- **Set exercise**: Reproduce the records below exactly as they appear, omitting any pictures they contain.

- **Excerpts from a figure dataset**:
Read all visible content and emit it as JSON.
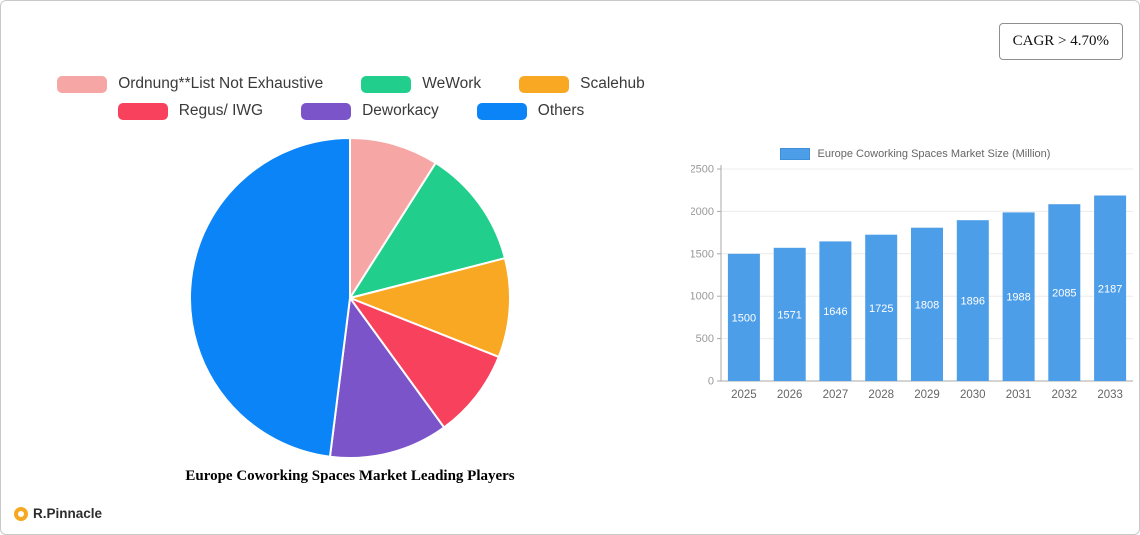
{
  "cagr": {
    "label": "CAGR > 4.70%"
  },
  "logo": {
    "text": "R.Pinnacle"
  },
  "chart_data": [
    {
      "type": "pie",
      "title": "Europe Coworking Spaces Market Leading Players",
      "legend_position": "top",
      "legend_rows": [
        3,
        3
      ],
      "slices": [
        {
          "label": "Ordnung**List Not Exhaustive",
          "value": 9,
          "color": "#F7A6A6"
        },
        {
          "label": "WeWork",
          "value": 12,
          "color": "#21CE8C"
        },
        {
          "label": "Scalehub",
          "value": 10,
          "color": "#F8A822"
        },
        {
          "label": "Regus/ IWG",
          "value": 9,
          "color": "#F8415C"
        },
        {
          "label": "Deworkacy",
          "value": 12,
          "color": "#7B54C9"
        },
        {
          "label": "Others",
          "value": 48,
          "color": "#0A84F6"
        }
      ]
    },
    {
      "type": "bar",
      "legend": "Europe Coworking Spaces Market Size (Million)",
      "legend_position": "top",
      "categories": [
        "2025",
        "2026",
        "2027",
        "2028",
        "2029",
        "2030",
        "2031",
        "2032",
        "2033"
      ],
      "values": [
        1500,
        1571,
        1646,
        1725,
        1808,
        1896,
        1988,
        2085,
        2187
      ],
      "bar_color": "#4D9EE8",
      "value_label_color": "#ffffff",
      "ylabel": "",
      "xlabel": "",
      "ylim": [
        0,
        2500
      ],
      "ytick_step": 500,
      "grid": true
    }
  ]
}
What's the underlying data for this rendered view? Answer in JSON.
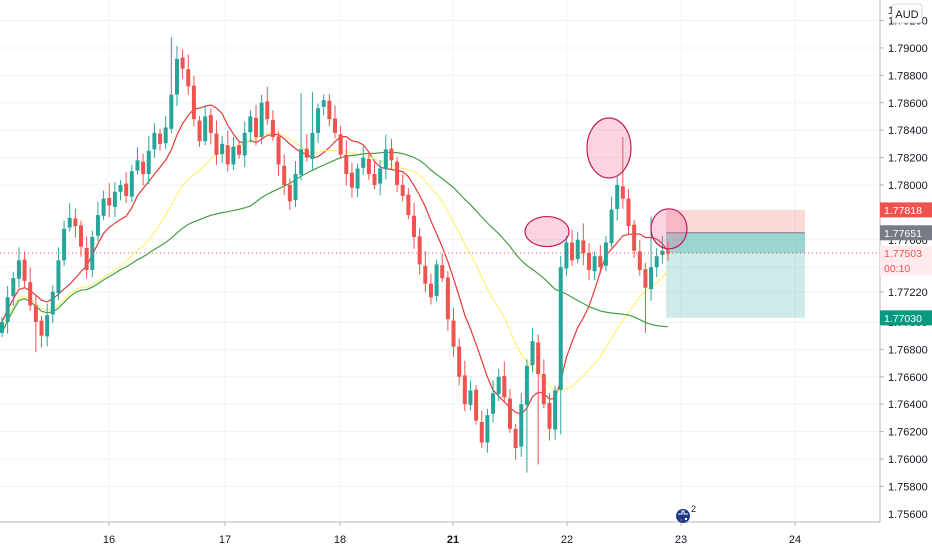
{
  "chart_data": {
    "type": "candlestick",
    "currency_badge": "AUD",
    "y_ticks": [
      "1.79200",
      "1.79000",
      "1.78800",
      "1.78600",
      "1.78400",
      "1.78200",
      "1.78000",
      "1.77600",
      "1.77400",
      "1.77220",
      "1.77000",
      "1.76800",
      "1.76600",
      "1.76400",
      "1.76200",
      "1.76000",
      "1.75800"
    ],
    "y_tick_values": [
      1.792,
      1.79,
      1.788,
      1.786,
      1.784,
      1.782,
      1.78,
      1.776,
      1.774,
      1.7722,
      1.77,
      1.768,
      1.766,
      1.764,
      1.762,
      1.76,
      1.758
    ],
    "top_partial_tick": "1",
    "bottom_partial_tick": "1.75600",
    "x_ticks": [
      {
        "label": "16",
        "t": 109,
        "bold": false
      },
      {
        "label": "17",
        "t": 225,
        "bold": false
      },
      {
        "label": "18",
        "t": 340,
        "bold": false
      },
      {
        "label": "21",
        "t": 453,
        "bold": true
      },
      {
        "label": "22",
        "t": 567,
        "bold": false
      },
      {
        "label": "23",
        "t": 681,
        "bold": false
      },
      {
        "label": "24",
        "t": 795,
        "bold": false
      }
    ],
    "ylim": [
      1.7554,
      1.7935
    ],
    "price_tags": [
      {
        "label": "1.77818",
        "value": 1.77818,
        "color": "#ef5350",
        "text_color": "#ffffff"
      },
      {
        "label": "1.77651",
        "value": 1.77651,
        "color": "#787b86",
        "text_color": "#ffffff"
      },
      {
        "label": "1.77503",
        "value": 1.77503,
        "color": "#ffebee",
        "text_color": "#ef5350"
      },
      {
        "label": "00:10",
        "value": 1.77395,
        "color": "#ffebee",
        "text_color": "#ef5350"
      },
      {
        "label": "1.77030",
        "value": 1.7703,
        "color": "#089981",
        "text_color": "#ffffff"
      }
    ],
    "position": {
      "entry": 1.77651,
      "stop": 1.77818,
      "target": 1.7703,
      "t_start": 666,
      "t_end": 805
    },
    "current_price": 1.77503,
    "colors": {
      "up": "#26a69a",
      "down": "#ef5350",
      "ma_fast": "#e53935",
      "ma_mid": "#fff176",
      "ma_slow": "#43a047"
    },
    "ellipses": [
      {
        "t": 547,
        "y": 1.7766,
        "rx": 22,
        "ry": 15
      },
      {
        "t": 609,
        "y": 1.7827,
        "rx": 22,
        "ry": 30
      },
      {
        "t": 669,
        "y": 1.7768,
        "rx": 18,
        "ry": 20
      }
    ],
    "closes": [
      1.77,
      1.7718,
      1.7732,
      1.7745,
      1.773,
      1.7712,
      1.77,
      1.769,
      1.7705,
      1.7722,
      1.7745,
      1.7768,
      1.7776,
      1.777,
      1.7755,
      1.7738,
      1.7762,
      1.7778,
      1.779,
      1.7785,
      1.7795,
      1.78,
      1.7792,
      1.781,
      1.7818,
      1.7808,
      1.7825,
      1.7838,
      1.783,
      1.7842,
      1.7866,
      1.7892,
      1.7885,
      1.7872,
      1.7848,
      1.7832,
      1.785,
      1.7838,
      1.7822,
      1.783,
      1.7815,
      1.7828,
      1.7822,
      1.7838,
      1.785,
      1.7835,
      1.786,
      1.7848,
      1.7835,
      1.7815,
      1.78,
      1.7788,
      1.7808,
      1.7826,
      1.782,
      1.7838,
      1.7856,
      1.7862,
      1.7848,
      1.7838,
      1.7822,
      1.7808,
      1.7798,
      1.7812,
      1.782,
      1.7808,
      1.78,
      1.7812,
      1.7826,
      1.7818,
      1.78,
      1.7792,
      1.7778,
      1.7762,
      1.7742,
      1.7728,
      1.7718,
      1.7742,
      1.7732,
      1.7702,
      1.7682,
      1.766,
      1.764,
      1.765,
      1.7628,
      1.7612,
      1.7632,
      1.7648,
      1.766,
      1.7645,
      1.7622,
      1.7608,
      1.764,
      1.7668,
      1.7686,
      1.7662,
      1.764,
      1.7622,
      1.765,
      1.774,
      1.7758,
      1.7745,
      1.776,
      1.775,
      1.7738,
      1.7748,
      1.774,
      1.7758,
      1.7782,
      1.78,
      1.779,
      1.777,
      1.7752,
      1.7738,
      1.7725,
      1.774,
      1.7748,
      1.7752,
      1.775
    ],
    "highs": {
      "30": 1.7908,
      "53": 1.7867,
      "55": 1.7868,
      "57": 1.7866,
      "103": 1.7772,
      "110": 1.7835,
      "115": 1.7777,
      "119": 1.7767
    },
    "lows": {
      "6": 1.7678,
      "85": 1.7608,
      "93": 1.759,
      "95": 1.7596,
      "99": 1.7618,
      "114": 1.7692
    }
  }
}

- **Exercise output**:
Read all visible content and emit it as JSON.
{
  "cagr": {
    "label": "CAGR > 4.70%"
  },
  "logo": {
    "text": "R.Pinnacle"
  },
  "chart_data": [
    {
      "type": "pie",
      "title": "Europe Coworking Spaces Market Leading Players",
      "legend_position": "top",
      "legend_rows": [
        3,
        3
      ],
      "slices": [
        {
          "label": "Ordnung**List Not Exhaustive",
          "value": 9,
          "color": "#F7A6A6"
        },
        {
          "label": "WeWork",
          "value": 12,
          "color": "#21CE8C"
        },
        {
          "label": "Scalehub",
          "value": 10,
          "color": "#F8A822"
        },
        {
          "label": "Regus/ IWG",
          "value": 9,
          "color": "#F8415C"
        },
        {
          "label": "Deworkacy",
          "value": 12,
          "color": "#7B54C9"
        },
        {
          "label": "Others",
          "value": 48,
          "color": "#0A84F6"
        }
      ]
    },
    {
      "type": "bar",
      "legend": "Europe Coworking Spaces Market Size (Million)",
      "legend_position": "top",
      "categories": [
        "2025",
        "2026",
        "2027",
        "2028",
        "2029",
        "2030",
        "2031",
        "2032",
        "2033"
      ],
      "values": [
        1500,
        1571,
        1646,
        1725,
        1808,
        1896,
        1988,
        2085,
        2187
      ],
      "bar_color": "#4D9EE8",
      "value_label_color": "#ffffff",
      "ylabel": "",
      "xlabel": "",
      "ylim": [
        0,
        2500
      ],
      "ytick_step": 500,
      "grid": true
    }
  ]
}
What's the underlying data for this rendered view? Answer in JSON.
{
  "chart_data": {
    "type": "candlestick",
    "currency_badge": "AUD",
    "y_ticks": [
      "1.79200",
      "1.79000",
      "1.78800",
      "1.78600",
      "1.78400",
      "1.78200",
      "1.78000",
      "1.77600",
      "1.77400",
      "1.77220",
      "1.77000",
      "1.76800",
      "1.76600",
      "1.76400",
      "1.76200",
      "1.76000",
      "1.75800"
    ],
    "y_tick_values": [
      1.792,
      1.79,
      1.788,
      1.786,
      1.784,
      1.782,
      1.78,
      1.776,
      1.774,
      1.7722,
      1.77,
      1.768,
      1.766,
      1.764,
      1.762,
      1.76,
      1.758
    ],
    "top_partial_tick": "1",
    "bottom_partial_tick": "1.75600",
    "x_ticks": [
      {
        "label": "16",
        "t": 109,
        "bold": false
      },
      {
        "label": "17",
        "t": 225,
        "bold": false
      },
      {
        "label": "18",
        "t": 340,
        "bold": false
      },
      {
        "label": "21",
        "t": 453,
        "bold": true
      },
      {
        "label": "22",
        "t": 567,
        "bold": false
      },
      {
        "label": "23",
        "t": 681,
        "bold": false
      },
      {
        "label": "24",
        "t": 795,
        "bold": false
      }
    ],
    "ylim": [
      1.7554,
      1.7935
    ],
    "price_tags": [
      {
        "label": "1.77818",
        "value": 1.77818,
        "color": "#ef5350",
        "text_color": "#ffffff"
      },
      {
        "label": "1.77651",
        "value": 1.77651,
        "color": "#787b86",
        "text_color": "#ffffff"
      },
      {
        "label": "1.77503",
        "value": 1.77503,
        "color": "#ffebee",
        "text_color": "#ef5350"
      },
      {
        "label": "00:10",
        "value": 1.77395,
        "color": "#ffebee",
        "text_color": "#ef5350"
      },
      {
        "label": "1.77030",
        "value": 1.7703,
        "color": "#089981",
        "text_color": "#ffffff"
      }
    ],
    "position": {
      "entry": 1.77651,
      "stop": 1.77818,
      "target": 1.7703,
      "t_start": 666,
      "t_end": 805
    },
    "current_price": 1.77503,
    "colors": {
      "up": "#26a69a",
      "down": "#ef5350",
      "ma_fast": "#e53935",
      "ma_mid": "#fff176",
      "ma_slow": "#43a047"
    },
    "ellipses": [
      {
        "t": 547,
        "y": 1.7766,
        "rx": 22,
        "ry": 15
      },
      {
        "t": 609,
        "y": 1.7827,
        "rx": 22,
        "ry": 30
      },
      {
        "t": 669,
        "y": 1.7768,
        "rx": 18,
        "ry": 20
      }
    ],
    "closes": [
      1.77,
      1.7718,
      1.7732,
      1.7745,
      1.773,
      1.7712,
      1.77,
      1.769,
      1.7705,
      1.7722,
      1.7745,
      1.7768,
      1.7776,
      1.777,
      1.7755,
      1.7738,
      1.7762,
      1.7778,
      1.779,
      1.7785,
      1.7795,
      1.78,
      1.7792,
      1.781,
      1.7818,
      1.7808,
      1.7825,
      1.7838,
      1.783,
      1.7842,
      1.7866,
      1.7892,
      1.7885,
      1.7872,
      1.7848,
      1.7832,
      1.785,
      1.7838,
      1.7822,
      1.783,
      1.7815,
      1.7828,
      1.7822,
      1.7838,
      1.785,
      1.7835,
      1.786,
      1.7848,
      1.7835,
      1.7815,
      1.78,
      1.7788,
      1.7808,
      1.7826,
      1.782,
      1.7838,
      1.7856,
      1.7862,
      1.7848,
      1.7838,
      1.7822,
      1.7808,
      1.7798,
      1.7812,
      1.782,
      1.7808,
      1.78,
      1.7812,
      1.7826,
      1.7818,
      1.78,
      1.7792,
      1.7778,
      1.7762,
      1.7742,
      1.7728,
      1.7718,
      1.7742,
      1.7732,
      1.7702,
      1.7682,
      1.766,
      1.764,
      1.765,
      1.7628,
      1.7612,
      1.7632,
      1.7648,
      1.766,
      1.7645,
      1.7622,
      1.7608,
      1.764,
      1.7668,
      1.7686,
      1.7662,
      1.764,
      1.7622,
      1.765,
      1.774,
      1.7758,
      1.7745,
      1.776,
      1.775,
      1.7738,
      1.7748,
      1.774,
      1.7758,
      1.7782,
      1.78,
      1.779,
      1.777,
      1.7752,
      1.7738,
      1.7725,
      1.774,
      1.7748,
      1.7752,
      1.775
    ],
    "highs": {
      "30": 1.7908,
      "53": 1.7867,
      "55": 1.7868,
      "57": 1.7866,
      "103": 1.7772,
      "110": 1.7835,
      "115": 1.7777,
      "119": 1.7767
    },
    "lows": {
      "6": 1.7678,
      "85": 1.7608,
      "93": 1.759,
      "95": 1.7596,
      "99": 1.7618,
      "114": 1.7692
    }
  }
}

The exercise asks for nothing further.